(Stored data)
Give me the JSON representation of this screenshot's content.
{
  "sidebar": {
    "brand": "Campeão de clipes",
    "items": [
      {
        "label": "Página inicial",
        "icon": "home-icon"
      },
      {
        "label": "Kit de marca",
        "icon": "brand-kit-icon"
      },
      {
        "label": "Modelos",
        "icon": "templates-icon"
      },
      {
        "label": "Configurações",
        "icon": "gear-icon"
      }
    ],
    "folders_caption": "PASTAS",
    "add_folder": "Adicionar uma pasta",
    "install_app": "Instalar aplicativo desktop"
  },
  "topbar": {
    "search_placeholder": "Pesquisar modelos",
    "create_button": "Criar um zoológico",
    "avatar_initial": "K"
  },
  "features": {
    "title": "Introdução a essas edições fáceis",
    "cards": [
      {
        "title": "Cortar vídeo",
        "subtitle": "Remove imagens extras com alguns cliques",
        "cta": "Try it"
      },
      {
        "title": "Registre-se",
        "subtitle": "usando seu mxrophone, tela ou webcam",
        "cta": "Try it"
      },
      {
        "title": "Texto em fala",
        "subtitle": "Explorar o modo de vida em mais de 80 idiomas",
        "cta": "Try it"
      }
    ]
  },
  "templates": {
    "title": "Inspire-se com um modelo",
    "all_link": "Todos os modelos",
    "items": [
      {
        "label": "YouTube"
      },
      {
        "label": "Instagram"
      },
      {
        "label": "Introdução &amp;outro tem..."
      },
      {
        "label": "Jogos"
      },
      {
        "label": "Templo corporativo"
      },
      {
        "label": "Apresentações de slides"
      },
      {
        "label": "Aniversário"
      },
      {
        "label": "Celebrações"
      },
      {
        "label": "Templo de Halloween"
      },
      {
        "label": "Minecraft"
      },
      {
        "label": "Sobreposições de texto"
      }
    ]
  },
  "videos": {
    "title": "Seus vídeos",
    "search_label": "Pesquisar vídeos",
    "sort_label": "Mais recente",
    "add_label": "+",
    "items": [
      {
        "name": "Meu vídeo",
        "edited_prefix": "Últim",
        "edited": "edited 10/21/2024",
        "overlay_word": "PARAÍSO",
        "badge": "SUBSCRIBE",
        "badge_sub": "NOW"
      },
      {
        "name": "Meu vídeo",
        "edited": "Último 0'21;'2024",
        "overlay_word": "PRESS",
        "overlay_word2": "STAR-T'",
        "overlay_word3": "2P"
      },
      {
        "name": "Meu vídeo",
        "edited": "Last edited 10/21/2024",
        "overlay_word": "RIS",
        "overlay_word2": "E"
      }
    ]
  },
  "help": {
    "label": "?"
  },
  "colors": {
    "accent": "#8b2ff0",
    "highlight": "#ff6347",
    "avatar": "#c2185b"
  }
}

→ **Problem description**
Transcribe each record exactly. Leave nothing out.

→ **Result of the task**
Give me the JSON representation of this screenshot's content.
{
  "sidebar": {
    "brand": "Campeão de clipes",
    "items": [
      {
        "label": "Página inicial",
        "icon": "home-icon"
      },
      {
        "label": "Kit de marca",
        "icon": "brand-kit-icon"
      },
      {
        "label": "Modelos",
        "icon": "templates-icon"
      },
      {
        "label": "Configurações",
        "icon": "gear-icon"
      }
    ],
    "folders_caption": "PASTAS",
    "add_folder": "Adicionar uma pasta",
    "install_app": "Instalar aplicativo desktop"
  },
  "topbar": {
    "search_placeholder": "Pesquisar modelos",
    "create_button": "Criar um zoológico",
    "avatar_initial": "K"
  },
  "features": {
    "title": "Introdução a essas edições fáceis",
    "cards": [
      {
        "title": "Cortar vídeo",
        "subtitle": "Remove imagens extras com alguns cliques",
        "cta": "Try it"
      },
      {
        "title": "Registre-se",
        "subtitle": "usando seu mxrophone, tela ou webcam",
        "cta": "Try it"
      },
      {
        "title": "Texto em fala",
        "subtitle": "Explorar o modo de vida em mais de 80 idiomas",
        "cta": "Try it"
      }
    ]
  },
  "templates": {
    "title": "Inspire-se com um modelo",
    "all_link": "Todos os modelos",
    "items": [
      {
        "label": "YouTube"
      },
      {
        "label": "Instagram"
      },
      {
        "label": "Introdução &amp;outro tem..."
      },
      {
        "label": "Jogos"
      },
      {
        "label": "Templo corporativo"
      },
      {
        "label": "Apresentações de slides"
      },
      {
        "label": "Aniversário"
      },
      {
        "label": "Celebrações"
      },
      {
        "label": "Templo de Halloween"
      },
      {
        "label": "Minecraft"
      },
      {
        "label": "Sobreposições de texto"
      }
    ]
  },
  "videos": {
    "title": "Seus vídeos",
    "search_label": "Pesquisar vídeos",
    "sort_label": "Mais recente",
    "add_label": "+",
    "items": [
      {
        "name": "Meu vídeo",
        "edited_prefix": "Últim",
        "edited": "edited 10/21/2024",
        "overlay_word": "PARAÍSO",
        "badge": "SUBSCRIBE",
        "badge_sub": "NOW"
      },
      {
        "name": "Meu vídeo",
        "edited": "Último 0'21;'2024",
        "overlay_word": "PRESS",
        "overlay_word2": "STAR-T'",
        "overlay_word3": "2P"
      },
      {
        "name": "Meu vídeo",
        "edited": "Last edited 10/21/2024",
        "overlay_word": "RIS",
        "overlay_word2": "E"
      }
    ]
  },
  "help": {
    "label": "?"
  },
  "colors": {
    "accent": "#8b2ff0",
    "highlight": "#ff6347",
    "avatar": "#c2185b"
  }
}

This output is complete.